■ SET TASK
Review the material line by line. Identify and copy every line that contains the string "newly".

****************

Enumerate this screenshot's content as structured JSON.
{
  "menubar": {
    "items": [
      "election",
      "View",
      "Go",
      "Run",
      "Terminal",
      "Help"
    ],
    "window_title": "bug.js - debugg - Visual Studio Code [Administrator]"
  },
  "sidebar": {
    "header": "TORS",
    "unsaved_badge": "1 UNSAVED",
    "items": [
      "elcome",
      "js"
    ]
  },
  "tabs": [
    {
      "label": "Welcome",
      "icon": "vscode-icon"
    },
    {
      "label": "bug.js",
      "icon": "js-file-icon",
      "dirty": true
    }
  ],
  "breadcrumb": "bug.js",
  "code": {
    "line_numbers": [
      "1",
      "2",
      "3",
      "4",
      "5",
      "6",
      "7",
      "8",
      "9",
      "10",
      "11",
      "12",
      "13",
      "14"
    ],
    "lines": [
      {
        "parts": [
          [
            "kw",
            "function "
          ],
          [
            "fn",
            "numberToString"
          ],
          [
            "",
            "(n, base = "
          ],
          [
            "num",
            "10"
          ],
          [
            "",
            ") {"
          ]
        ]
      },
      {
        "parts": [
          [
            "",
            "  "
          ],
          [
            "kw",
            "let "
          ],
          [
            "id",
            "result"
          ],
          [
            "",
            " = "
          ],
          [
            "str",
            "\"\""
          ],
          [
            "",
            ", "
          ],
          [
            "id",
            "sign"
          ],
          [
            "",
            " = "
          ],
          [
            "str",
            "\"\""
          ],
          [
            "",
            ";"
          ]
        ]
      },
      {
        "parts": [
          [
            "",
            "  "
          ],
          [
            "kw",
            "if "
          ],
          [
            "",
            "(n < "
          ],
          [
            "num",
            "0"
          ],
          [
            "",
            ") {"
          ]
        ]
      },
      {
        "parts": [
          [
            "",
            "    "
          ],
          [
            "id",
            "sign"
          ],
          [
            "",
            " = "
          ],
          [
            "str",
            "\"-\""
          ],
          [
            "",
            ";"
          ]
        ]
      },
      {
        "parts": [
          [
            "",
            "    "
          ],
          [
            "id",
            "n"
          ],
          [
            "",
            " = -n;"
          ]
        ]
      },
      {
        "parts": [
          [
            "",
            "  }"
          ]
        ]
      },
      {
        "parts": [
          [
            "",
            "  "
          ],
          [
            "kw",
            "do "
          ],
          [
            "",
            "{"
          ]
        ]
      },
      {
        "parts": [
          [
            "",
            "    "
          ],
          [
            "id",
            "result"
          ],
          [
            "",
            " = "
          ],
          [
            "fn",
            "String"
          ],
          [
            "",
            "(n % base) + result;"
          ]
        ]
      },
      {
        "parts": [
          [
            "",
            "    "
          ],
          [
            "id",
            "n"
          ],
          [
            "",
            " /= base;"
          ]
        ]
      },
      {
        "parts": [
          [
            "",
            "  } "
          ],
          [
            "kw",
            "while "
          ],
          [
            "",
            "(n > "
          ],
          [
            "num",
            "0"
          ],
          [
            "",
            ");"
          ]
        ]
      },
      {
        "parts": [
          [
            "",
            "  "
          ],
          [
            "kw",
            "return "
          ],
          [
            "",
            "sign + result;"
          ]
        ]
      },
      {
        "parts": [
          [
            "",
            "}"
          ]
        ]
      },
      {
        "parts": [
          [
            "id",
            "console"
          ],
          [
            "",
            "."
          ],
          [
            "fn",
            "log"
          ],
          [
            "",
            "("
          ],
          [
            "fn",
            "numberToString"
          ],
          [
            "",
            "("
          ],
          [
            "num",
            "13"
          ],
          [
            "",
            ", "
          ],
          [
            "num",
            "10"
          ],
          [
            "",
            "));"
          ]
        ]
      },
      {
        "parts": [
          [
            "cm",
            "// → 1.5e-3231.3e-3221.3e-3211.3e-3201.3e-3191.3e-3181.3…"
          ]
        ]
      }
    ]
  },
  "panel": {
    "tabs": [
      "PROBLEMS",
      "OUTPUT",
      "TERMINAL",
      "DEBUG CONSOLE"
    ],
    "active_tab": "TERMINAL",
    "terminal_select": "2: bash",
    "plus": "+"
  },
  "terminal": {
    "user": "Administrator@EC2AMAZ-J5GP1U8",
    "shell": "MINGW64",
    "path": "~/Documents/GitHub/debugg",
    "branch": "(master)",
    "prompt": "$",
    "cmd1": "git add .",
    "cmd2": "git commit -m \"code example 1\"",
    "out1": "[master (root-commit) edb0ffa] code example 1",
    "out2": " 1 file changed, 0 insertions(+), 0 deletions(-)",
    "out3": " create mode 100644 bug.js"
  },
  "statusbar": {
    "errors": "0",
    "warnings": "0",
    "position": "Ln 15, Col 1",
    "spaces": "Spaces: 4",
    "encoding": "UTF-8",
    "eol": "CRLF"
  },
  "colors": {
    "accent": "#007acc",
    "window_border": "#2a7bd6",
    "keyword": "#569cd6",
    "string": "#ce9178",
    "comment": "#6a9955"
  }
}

****************

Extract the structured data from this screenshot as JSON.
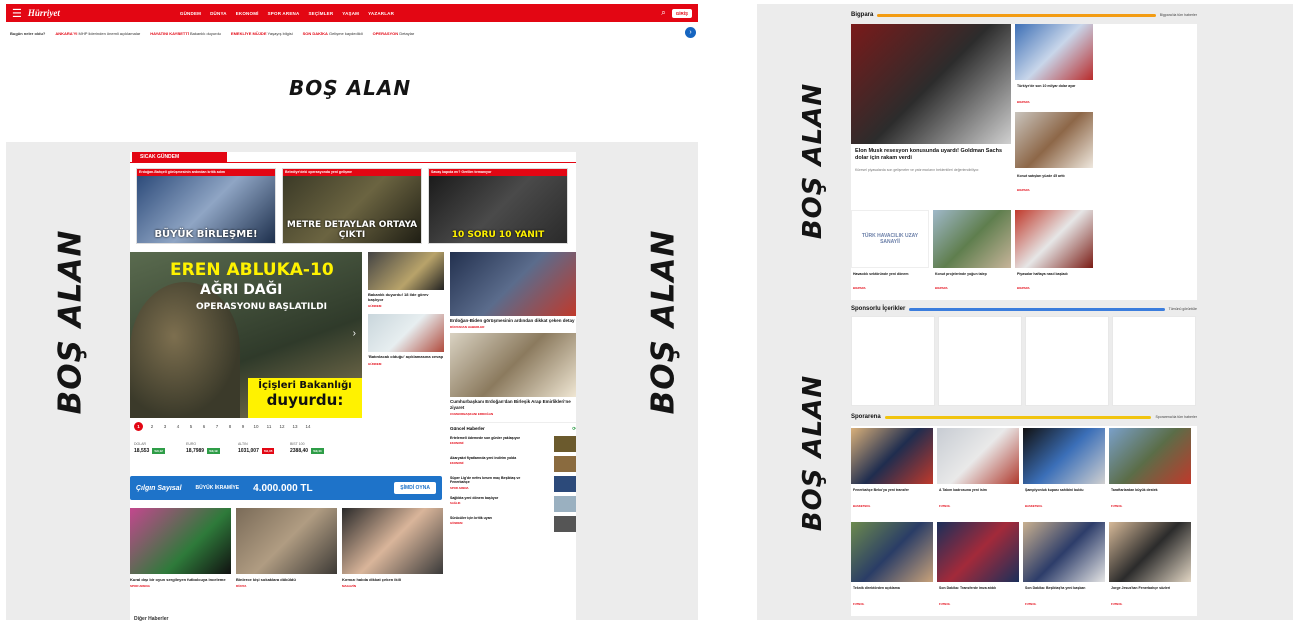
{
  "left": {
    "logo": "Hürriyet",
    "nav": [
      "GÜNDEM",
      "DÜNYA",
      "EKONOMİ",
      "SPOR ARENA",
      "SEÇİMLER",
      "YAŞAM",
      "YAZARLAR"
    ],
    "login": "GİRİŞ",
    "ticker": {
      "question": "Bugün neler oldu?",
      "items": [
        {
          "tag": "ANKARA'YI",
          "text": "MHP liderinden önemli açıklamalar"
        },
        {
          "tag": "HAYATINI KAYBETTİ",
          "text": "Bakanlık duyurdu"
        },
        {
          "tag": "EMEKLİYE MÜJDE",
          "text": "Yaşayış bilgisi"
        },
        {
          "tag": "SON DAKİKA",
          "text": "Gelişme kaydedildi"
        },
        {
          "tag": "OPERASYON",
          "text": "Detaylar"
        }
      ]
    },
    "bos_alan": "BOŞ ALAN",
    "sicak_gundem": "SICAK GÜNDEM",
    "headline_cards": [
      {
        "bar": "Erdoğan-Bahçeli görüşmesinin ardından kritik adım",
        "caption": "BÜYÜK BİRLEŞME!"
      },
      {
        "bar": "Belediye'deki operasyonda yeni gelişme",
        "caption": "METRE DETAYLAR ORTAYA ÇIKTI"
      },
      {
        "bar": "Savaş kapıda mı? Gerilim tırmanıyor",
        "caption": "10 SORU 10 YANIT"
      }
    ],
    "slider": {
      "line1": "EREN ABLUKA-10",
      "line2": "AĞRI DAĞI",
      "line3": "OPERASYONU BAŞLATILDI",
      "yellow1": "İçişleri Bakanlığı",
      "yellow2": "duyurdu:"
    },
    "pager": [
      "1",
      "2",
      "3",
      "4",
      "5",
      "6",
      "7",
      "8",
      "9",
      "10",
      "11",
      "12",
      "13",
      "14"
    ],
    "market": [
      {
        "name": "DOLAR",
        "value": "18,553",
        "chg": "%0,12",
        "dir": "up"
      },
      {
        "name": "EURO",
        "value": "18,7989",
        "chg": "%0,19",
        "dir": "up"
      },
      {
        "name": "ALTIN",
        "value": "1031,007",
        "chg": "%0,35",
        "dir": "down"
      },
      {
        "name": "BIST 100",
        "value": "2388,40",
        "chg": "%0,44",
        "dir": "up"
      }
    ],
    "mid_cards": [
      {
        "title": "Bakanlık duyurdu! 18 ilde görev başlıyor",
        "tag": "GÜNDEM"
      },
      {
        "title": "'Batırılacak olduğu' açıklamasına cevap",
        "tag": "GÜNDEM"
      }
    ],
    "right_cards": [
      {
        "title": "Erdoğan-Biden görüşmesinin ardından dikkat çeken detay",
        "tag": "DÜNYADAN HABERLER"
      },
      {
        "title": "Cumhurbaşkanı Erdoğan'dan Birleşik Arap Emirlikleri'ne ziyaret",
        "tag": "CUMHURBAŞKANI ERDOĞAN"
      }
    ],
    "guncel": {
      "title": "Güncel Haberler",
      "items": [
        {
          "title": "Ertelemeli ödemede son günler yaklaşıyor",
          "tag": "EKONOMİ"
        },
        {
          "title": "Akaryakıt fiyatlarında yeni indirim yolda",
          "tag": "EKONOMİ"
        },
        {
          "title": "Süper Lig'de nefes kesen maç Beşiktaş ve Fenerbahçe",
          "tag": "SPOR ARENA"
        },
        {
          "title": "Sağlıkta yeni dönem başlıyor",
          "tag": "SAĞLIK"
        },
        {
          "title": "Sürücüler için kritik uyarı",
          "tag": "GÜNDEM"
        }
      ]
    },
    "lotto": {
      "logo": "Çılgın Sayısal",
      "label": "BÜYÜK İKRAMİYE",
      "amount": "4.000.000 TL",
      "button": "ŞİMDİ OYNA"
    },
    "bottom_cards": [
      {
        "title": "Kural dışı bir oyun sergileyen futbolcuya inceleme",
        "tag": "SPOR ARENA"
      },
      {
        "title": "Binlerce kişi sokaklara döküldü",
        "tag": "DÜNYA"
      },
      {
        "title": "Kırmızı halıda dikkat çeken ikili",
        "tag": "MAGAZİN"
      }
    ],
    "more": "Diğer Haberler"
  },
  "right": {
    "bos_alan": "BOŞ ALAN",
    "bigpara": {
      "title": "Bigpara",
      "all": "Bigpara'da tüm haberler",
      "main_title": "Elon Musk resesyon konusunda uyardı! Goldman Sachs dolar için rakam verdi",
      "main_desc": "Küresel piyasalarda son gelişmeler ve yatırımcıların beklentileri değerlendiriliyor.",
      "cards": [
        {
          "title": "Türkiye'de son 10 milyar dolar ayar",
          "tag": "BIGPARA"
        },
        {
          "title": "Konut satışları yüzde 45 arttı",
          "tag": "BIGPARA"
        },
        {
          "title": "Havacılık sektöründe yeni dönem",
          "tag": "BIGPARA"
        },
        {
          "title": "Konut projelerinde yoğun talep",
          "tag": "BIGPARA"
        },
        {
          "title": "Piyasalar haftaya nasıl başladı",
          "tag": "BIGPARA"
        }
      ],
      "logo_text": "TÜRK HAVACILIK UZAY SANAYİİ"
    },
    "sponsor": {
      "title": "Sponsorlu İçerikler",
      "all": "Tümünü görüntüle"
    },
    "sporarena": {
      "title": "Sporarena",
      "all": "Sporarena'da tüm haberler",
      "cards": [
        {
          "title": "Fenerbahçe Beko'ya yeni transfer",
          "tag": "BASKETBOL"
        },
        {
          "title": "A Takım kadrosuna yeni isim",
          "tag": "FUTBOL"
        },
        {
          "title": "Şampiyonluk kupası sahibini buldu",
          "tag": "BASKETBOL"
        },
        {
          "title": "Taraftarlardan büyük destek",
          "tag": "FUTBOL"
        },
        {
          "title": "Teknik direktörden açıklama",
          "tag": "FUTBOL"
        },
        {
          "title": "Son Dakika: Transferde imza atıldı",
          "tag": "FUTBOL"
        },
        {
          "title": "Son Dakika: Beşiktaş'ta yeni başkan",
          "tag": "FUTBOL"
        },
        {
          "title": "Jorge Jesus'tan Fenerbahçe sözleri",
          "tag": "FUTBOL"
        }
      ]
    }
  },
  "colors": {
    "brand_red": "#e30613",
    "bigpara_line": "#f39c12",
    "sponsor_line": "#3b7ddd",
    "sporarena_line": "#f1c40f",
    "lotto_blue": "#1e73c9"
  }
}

****************

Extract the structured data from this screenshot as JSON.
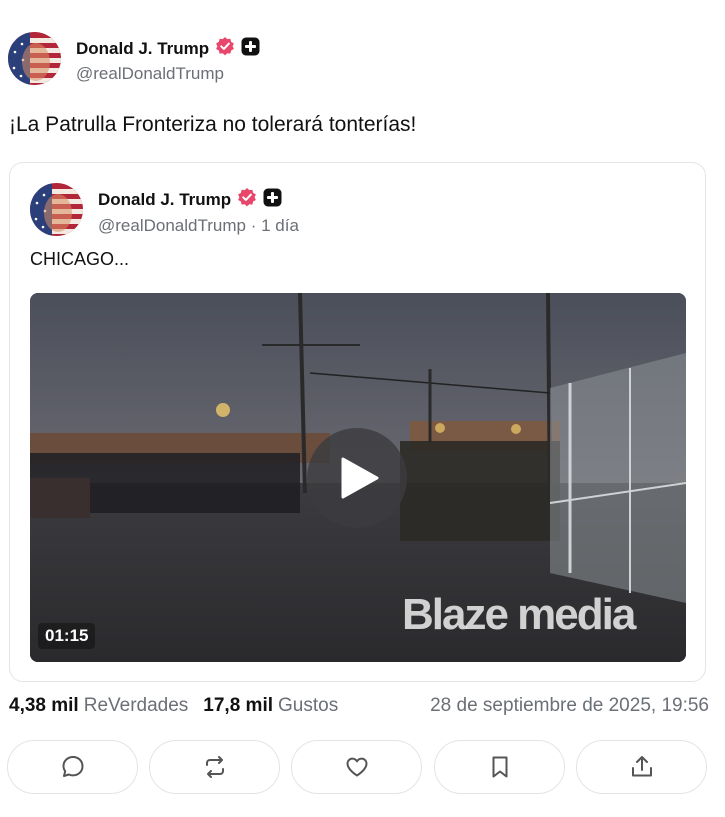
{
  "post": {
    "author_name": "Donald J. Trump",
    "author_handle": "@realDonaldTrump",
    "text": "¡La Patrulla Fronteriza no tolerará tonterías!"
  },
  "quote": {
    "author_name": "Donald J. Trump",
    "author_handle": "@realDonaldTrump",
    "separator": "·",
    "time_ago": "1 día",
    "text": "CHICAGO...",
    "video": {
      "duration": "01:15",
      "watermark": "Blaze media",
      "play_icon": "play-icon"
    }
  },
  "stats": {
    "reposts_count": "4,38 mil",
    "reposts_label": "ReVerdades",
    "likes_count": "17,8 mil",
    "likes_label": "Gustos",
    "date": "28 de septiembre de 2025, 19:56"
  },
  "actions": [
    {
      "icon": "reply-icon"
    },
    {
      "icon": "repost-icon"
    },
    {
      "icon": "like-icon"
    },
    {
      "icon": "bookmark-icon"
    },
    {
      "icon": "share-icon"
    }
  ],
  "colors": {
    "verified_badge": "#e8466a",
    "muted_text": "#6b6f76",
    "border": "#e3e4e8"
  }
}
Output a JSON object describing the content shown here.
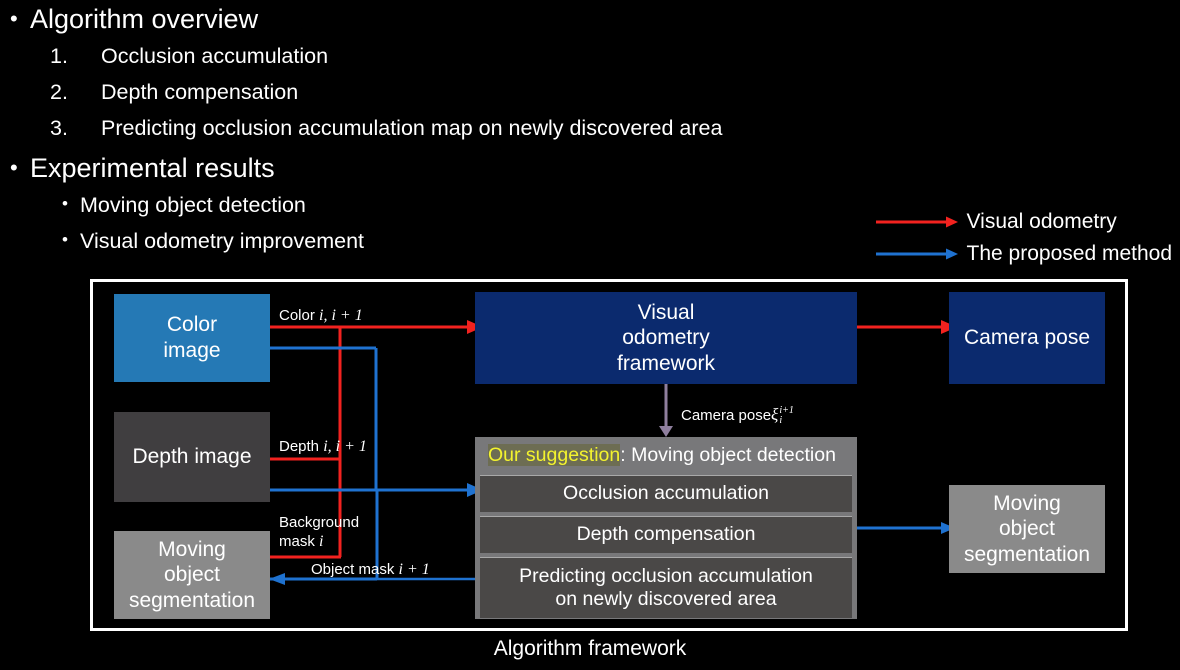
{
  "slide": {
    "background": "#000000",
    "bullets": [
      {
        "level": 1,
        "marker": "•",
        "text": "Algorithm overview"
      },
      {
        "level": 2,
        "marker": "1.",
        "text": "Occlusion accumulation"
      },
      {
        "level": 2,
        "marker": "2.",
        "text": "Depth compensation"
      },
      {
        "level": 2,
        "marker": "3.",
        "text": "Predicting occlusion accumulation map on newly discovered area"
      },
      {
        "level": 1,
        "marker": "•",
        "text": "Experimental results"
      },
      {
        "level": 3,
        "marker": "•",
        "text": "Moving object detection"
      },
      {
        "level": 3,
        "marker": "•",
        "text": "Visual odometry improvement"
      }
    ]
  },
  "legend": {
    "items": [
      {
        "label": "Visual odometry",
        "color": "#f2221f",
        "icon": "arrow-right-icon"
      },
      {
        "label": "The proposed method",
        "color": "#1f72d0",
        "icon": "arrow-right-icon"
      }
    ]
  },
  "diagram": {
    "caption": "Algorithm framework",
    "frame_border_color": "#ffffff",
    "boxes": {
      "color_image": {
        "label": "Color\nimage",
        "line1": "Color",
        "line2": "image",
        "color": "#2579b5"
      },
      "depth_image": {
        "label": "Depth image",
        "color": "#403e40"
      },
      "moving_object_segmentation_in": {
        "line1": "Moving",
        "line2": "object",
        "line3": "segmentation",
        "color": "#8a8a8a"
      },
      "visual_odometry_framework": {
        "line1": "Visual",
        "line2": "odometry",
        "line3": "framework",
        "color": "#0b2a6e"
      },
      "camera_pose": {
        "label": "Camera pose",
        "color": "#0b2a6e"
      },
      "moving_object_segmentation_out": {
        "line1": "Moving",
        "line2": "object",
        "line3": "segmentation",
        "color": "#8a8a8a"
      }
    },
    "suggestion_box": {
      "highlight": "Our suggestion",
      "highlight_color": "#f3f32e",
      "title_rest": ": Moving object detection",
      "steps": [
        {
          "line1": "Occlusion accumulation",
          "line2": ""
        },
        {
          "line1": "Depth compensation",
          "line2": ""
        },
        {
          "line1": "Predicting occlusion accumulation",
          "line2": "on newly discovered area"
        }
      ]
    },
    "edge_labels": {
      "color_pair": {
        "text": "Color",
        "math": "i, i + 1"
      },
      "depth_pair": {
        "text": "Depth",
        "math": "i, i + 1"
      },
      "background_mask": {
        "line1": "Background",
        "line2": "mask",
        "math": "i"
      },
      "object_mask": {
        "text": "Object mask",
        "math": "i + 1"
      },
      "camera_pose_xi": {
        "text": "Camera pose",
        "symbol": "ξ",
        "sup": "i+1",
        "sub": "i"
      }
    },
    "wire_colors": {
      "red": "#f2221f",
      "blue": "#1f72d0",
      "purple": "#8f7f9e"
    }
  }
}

****************

■ EXERCISE SOLUTION
        "text": "Predicting occlusion accumulation map on newly discovered area"
          "line2": "on newly discovered area"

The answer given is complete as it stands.